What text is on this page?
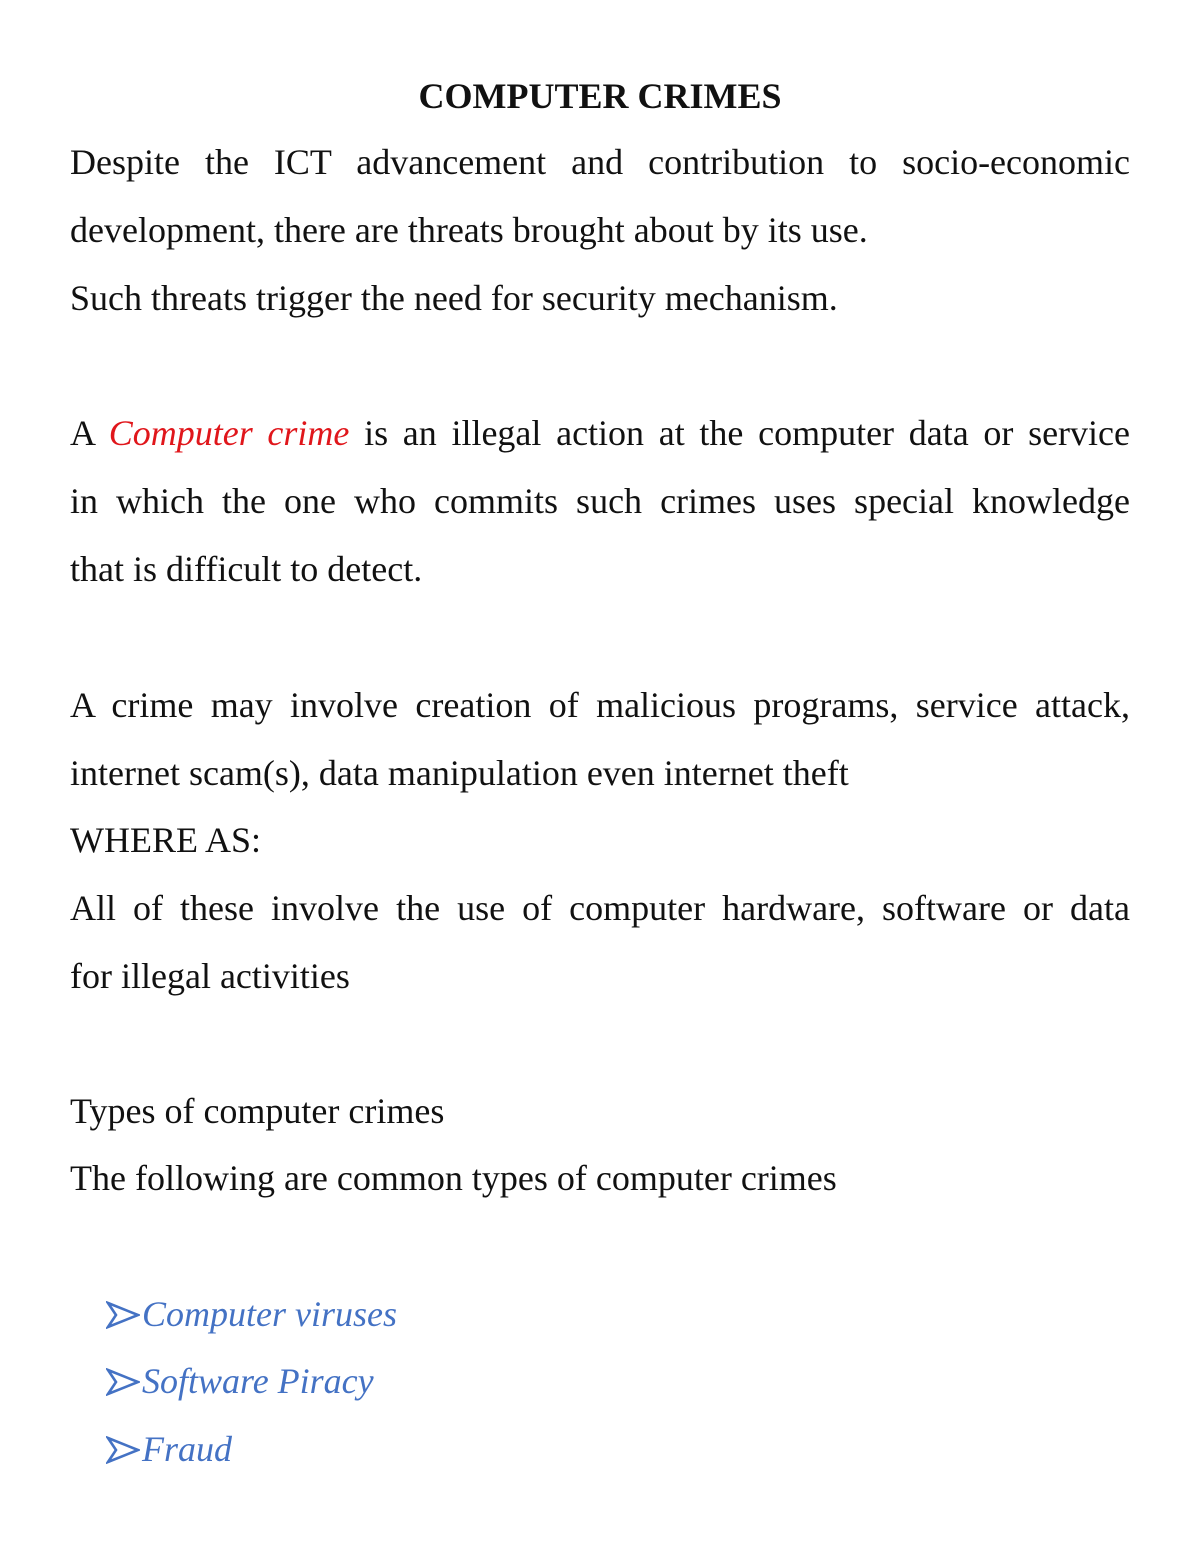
COMPUTER CRIMES
Despite the ICT advancement and contribution to socio-economic
development, there are threats brought about by its use.
Such threats trigger the need for security mechanism.
A Computer crime is an illegal action at the computer data or service
in which the one who commits such crimes uses special knowledge
that is difficult to detect.
A crime may involve creation of malicious programs, service attack,
internet scam(s), data manipulation even internet theft
WHERE AS:
All of these involve the use of computer hardware, software or data
for illegal activities
Types of computer crimes
The following are common types of computer crimes
Computer viruses
Software Piracy
Fraud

**Work to be completed**
Reproduce the listing word for word and omit its pictures.

**Written response**
What text is on this page?
COMPUTER CRIMES
Despite the ICT advancement and contribution to socio-economic
development, there are threats brought about by its use.
Such threats trigger the need for security mechanism.
A Computer crime is an illegal action at the computer data or service
in which the one who commits such crimes uses special knowledge
that is difficult to detect.
A crime may involve creation of malicious programs, service attack,
internet scam(s), data manipulation even internet theft
WHERE AS:
All of these involve the use of computer hardware, software or data
for illegal activities
Types of computer crimes
The following are common types of computer crimes
Computer viruses
Software Piracy
Fraud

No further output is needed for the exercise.